Each line that holds the word "Injection" is to be identified and copied.
------------------------------------------------------------------------
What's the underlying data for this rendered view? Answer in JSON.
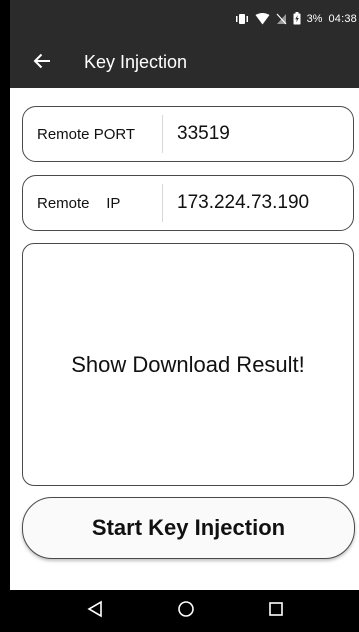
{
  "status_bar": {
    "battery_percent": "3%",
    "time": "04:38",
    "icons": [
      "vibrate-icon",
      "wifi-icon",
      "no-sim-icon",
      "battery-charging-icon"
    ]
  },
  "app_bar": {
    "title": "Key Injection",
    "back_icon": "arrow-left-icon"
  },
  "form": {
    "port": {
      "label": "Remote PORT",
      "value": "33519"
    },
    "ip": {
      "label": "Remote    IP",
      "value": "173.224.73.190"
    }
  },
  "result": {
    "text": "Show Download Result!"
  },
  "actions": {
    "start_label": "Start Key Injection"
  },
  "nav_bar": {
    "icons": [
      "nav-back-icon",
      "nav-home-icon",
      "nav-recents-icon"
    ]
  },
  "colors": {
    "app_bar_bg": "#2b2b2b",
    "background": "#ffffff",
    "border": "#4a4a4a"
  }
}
------------------------------------------------------------------------
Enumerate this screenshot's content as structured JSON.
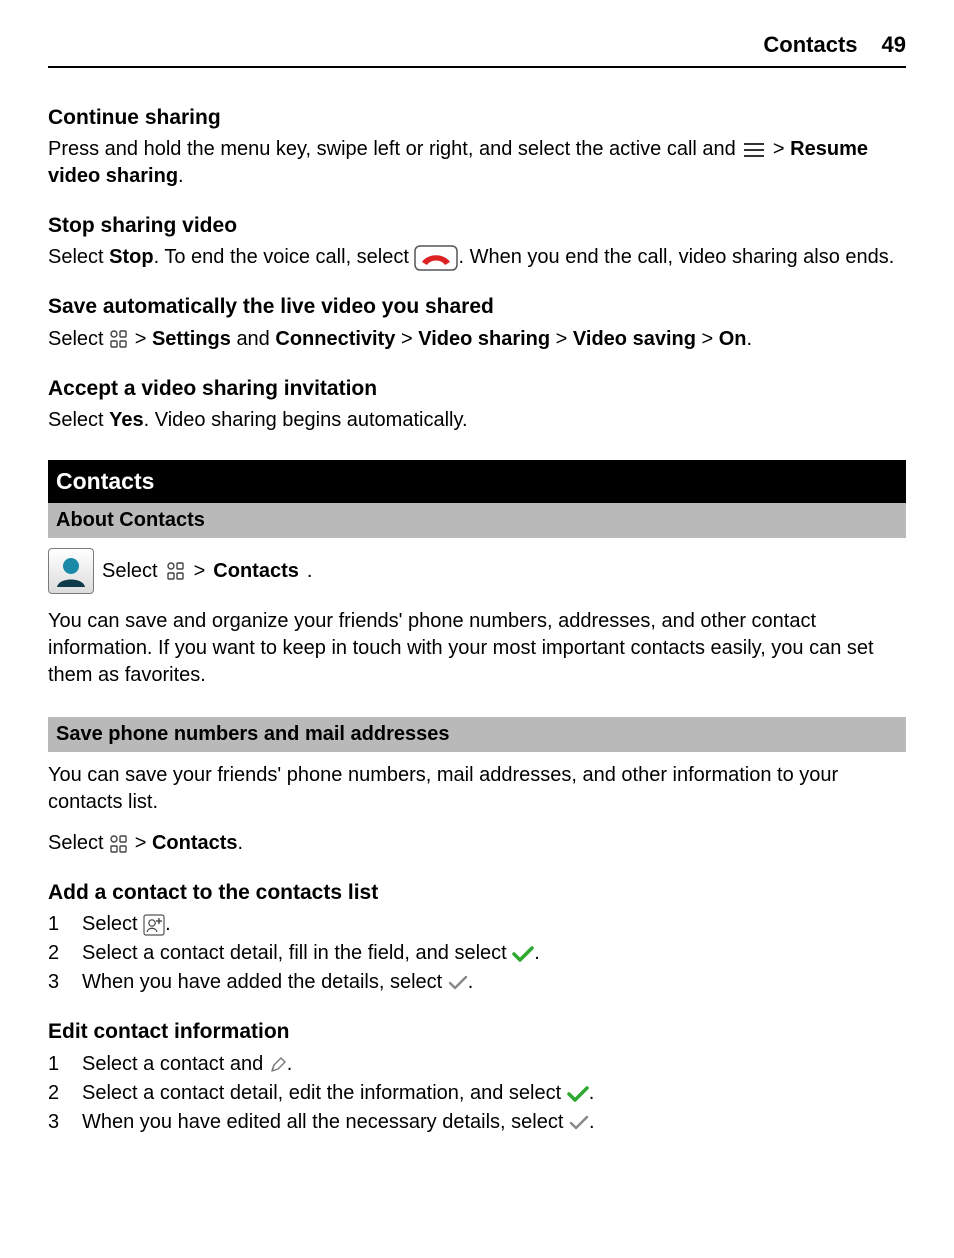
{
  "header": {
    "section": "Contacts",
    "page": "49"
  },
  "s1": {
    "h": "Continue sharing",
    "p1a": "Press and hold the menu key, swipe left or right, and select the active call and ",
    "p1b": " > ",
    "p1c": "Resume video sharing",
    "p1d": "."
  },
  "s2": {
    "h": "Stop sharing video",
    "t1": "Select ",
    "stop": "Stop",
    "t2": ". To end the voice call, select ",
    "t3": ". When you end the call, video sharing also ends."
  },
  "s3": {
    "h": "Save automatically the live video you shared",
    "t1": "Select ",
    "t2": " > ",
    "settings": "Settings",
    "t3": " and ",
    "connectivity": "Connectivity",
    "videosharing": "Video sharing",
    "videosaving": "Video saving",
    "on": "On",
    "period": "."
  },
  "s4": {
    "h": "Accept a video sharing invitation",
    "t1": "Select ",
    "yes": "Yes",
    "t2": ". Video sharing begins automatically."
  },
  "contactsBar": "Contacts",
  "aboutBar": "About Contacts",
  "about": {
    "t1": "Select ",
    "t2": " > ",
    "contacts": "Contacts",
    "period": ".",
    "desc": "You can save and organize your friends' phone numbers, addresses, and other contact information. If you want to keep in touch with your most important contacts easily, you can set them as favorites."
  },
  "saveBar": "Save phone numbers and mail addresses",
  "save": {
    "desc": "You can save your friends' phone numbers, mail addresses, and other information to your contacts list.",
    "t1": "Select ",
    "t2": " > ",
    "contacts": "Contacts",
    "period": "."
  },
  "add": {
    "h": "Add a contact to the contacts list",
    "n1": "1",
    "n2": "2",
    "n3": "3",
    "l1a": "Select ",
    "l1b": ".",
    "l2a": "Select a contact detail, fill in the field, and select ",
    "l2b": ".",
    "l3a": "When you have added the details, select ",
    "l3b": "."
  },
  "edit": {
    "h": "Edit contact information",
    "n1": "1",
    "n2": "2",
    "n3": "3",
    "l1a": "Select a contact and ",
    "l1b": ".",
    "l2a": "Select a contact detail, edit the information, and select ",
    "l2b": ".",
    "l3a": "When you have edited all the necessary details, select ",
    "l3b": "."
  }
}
------------------------------------------------------------------------
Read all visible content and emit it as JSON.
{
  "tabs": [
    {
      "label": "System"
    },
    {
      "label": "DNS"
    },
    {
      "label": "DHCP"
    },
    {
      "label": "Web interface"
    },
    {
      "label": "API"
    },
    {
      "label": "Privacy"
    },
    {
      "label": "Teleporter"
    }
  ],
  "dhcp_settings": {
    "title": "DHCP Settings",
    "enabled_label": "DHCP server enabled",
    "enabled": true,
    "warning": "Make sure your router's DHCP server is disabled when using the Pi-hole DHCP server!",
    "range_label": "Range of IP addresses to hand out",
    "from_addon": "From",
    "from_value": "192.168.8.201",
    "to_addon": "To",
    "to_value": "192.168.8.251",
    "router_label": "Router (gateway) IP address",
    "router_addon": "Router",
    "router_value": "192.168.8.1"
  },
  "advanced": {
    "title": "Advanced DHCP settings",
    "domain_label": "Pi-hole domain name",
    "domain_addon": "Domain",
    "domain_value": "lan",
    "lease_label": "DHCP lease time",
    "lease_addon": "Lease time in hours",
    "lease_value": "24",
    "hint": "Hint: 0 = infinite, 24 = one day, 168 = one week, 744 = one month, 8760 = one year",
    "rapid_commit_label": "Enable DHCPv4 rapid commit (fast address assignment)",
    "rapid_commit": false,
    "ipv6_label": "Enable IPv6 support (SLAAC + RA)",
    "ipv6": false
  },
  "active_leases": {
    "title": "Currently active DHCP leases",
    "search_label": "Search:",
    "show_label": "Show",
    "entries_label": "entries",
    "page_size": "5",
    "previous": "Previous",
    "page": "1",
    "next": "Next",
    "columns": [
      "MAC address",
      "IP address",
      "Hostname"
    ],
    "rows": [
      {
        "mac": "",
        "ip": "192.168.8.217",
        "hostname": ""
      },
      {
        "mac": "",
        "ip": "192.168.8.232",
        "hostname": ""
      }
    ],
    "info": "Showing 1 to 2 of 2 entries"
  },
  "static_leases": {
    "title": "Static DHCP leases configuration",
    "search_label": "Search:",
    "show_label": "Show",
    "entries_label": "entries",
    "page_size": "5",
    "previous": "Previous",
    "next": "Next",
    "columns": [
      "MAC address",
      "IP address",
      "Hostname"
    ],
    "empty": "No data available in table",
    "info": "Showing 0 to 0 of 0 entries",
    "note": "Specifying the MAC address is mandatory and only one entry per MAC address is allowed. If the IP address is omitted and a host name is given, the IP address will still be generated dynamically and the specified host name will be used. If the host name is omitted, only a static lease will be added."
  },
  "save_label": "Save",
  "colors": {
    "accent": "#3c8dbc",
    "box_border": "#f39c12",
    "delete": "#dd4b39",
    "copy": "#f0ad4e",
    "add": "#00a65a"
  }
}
------------------------------------------------------------------------
:: Response ::
    "title": "Key Injection",
    "start_label": "Start Key Injection"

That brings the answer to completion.